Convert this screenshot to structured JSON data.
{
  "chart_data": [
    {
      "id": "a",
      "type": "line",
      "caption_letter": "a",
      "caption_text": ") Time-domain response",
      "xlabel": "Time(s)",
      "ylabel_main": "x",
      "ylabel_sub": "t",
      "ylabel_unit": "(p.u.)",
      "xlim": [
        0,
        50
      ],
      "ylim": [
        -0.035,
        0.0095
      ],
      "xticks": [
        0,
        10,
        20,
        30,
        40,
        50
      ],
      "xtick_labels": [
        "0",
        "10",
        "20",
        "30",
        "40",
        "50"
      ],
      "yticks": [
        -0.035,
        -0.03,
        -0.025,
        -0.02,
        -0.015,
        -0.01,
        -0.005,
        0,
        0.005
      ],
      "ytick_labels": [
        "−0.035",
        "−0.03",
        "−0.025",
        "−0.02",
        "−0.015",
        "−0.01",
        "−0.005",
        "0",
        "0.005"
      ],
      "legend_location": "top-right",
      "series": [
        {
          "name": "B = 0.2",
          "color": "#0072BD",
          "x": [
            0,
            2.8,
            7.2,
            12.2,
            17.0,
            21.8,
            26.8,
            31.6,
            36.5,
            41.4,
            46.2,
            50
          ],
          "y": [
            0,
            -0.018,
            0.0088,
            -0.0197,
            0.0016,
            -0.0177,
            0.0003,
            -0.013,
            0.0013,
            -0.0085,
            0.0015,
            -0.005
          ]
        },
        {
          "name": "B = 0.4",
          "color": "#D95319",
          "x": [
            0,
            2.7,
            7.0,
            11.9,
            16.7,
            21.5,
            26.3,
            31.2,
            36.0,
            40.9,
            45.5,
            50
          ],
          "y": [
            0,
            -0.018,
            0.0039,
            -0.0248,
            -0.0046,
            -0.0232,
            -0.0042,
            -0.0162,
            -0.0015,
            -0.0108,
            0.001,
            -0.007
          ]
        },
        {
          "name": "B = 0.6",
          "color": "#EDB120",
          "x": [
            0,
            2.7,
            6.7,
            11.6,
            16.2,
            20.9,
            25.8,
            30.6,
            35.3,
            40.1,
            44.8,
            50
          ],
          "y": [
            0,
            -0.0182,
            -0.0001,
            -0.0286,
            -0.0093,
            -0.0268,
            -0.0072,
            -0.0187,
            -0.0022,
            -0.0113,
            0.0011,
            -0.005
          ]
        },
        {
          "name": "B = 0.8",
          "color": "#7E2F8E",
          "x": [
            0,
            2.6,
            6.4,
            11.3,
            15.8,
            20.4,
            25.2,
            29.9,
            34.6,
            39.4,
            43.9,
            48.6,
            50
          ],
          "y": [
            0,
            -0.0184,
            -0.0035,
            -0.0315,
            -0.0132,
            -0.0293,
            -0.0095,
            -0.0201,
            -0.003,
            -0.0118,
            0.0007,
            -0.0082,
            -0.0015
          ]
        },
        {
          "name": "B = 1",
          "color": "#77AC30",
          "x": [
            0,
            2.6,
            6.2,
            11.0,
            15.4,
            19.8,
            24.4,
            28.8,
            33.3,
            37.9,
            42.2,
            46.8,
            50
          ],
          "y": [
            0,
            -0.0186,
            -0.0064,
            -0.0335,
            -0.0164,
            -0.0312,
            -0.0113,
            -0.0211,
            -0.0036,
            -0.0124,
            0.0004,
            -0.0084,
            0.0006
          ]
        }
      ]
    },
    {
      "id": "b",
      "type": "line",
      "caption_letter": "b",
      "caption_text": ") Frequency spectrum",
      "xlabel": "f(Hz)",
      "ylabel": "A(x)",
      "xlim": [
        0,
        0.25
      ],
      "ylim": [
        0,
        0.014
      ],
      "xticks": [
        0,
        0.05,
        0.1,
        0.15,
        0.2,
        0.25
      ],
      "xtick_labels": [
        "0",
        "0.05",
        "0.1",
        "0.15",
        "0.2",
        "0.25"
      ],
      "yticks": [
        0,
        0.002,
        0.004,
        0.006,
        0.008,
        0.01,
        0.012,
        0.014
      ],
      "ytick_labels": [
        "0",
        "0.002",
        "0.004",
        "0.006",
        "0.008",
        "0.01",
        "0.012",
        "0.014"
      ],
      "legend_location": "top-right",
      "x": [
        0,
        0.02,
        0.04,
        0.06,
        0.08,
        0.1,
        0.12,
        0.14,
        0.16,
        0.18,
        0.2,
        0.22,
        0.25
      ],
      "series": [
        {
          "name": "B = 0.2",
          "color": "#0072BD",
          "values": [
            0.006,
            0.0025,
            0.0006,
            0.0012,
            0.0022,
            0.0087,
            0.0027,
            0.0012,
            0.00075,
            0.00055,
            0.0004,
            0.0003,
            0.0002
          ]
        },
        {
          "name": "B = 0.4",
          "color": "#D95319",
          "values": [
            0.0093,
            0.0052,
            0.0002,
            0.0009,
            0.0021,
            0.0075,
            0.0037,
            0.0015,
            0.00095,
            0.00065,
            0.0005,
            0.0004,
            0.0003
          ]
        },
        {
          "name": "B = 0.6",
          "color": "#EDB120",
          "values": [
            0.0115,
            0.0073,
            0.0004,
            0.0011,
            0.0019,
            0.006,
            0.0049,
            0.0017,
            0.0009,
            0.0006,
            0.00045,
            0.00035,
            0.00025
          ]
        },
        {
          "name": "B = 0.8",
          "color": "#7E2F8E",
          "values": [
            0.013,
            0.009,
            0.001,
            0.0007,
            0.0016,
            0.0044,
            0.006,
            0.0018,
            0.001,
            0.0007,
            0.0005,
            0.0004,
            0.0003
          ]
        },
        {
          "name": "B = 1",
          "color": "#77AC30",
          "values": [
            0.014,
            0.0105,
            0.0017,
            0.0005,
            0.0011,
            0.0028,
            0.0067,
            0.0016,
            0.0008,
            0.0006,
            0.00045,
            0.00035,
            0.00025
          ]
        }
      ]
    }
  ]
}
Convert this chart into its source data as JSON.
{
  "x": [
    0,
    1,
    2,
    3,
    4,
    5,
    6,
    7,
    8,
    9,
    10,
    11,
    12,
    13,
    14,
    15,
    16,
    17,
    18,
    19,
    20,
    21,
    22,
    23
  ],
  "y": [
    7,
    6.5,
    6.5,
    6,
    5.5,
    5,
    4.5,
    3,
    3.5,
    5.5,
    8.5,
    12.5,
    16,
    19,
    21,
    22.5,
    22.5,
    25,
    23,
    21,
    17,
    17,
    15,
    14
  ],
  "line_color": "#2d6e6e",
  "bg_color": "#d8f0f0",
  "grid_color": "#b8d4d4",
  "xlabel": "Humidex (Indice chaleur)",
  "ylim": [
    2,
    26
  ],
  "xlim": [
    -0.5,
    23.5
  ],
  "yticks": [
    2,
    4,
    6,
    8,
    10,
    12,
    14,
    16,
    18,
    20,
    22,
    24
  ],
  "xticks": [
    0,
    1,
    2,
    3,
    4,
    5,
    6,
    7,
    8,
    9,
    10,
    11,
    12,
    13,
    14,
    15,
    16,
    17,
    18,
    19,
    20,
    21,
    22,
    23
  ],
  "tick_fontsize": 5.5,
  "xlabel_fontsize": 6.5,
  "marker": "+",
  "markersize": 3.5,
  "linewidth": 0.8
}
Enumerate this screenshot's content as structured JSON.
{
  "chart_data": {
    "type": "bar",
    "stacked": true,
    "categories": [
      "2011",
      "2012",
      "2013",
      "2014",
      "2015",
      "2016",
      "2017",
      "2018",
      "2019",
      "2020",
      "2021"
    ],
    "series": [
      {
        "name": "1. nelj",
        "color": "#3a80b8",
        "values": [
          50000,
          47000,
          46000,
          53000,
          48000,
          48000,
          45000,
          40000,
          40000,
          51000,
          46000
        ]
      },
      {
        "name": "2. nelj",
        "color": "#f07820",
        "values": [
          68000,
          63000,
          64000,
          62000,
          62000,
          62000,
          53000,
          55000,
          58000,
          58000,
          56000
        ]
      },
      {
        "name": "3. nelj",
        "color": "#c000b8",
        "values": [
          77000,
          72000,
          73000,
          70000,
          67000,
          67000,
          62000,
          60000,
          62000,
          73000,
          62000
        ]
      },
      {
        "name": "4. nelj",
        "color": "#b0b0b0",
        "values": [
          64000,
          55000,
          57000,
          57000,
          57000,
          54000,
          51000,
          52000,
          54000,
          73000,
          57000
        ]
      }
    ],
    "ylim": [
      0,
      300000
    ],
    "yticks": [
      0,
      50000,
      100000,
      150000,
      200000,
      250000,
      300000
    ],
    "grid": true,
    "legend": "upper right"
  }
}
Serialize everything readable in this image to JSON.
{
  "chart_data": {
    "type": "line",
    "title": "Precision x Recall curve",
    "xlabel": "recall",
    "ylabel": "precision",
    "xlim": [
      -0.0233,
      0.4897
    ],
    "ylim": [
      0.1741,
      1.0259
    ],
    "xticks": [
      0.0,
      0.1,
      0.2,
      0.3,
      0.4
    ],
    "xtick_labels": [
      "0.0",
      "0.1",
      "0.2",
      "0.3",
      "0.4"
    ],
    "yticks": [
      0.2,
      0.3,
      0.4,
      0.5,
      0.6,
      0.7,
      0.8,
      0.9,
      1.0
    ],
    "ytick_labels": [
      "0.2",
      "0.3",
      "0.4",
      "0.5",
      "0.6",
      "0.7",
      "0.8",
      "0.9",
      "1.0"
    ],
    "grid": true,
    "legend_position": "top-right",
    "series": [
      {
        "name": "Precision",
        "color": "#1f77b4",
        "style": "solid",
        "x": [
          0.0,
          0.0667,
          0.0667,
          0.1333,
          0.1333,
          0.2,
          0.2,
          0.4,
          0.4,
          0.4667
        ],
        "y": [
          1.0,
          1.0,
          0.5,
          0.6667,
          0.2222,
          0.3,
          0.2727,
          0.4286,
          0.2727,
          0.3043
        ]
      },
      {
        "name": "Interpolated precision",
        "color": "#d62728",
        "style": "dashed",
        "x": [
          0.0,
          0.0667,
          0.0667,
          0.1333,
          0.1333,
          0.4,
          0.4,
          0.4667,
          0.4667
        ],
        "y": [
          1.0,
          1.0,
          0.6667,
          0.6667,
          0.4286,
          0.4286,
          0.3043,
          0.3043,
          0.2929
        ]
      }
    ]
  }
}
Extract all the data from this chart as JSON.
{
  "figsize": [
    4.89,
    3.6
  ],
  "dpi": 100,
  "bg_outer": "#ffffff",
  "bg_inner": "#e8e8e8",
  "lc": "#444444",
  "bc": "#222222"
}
####################
§ **Your objective**
Transcribe the records above exactly, but only from the line that contains "Extract all the data from this chart as JSON." through their final line, inclusive.

§ **Response to the task**
Extract all the data from this chart as JSON.
{
  "figsize": [
    4.89,
    3.6
  ],
  "dpi": 100,
  "bg_outer": "#ffffff",
  "bg_inner": "#e8e8e8",
  "lc": "#444444",
  "bc": "#222222"
}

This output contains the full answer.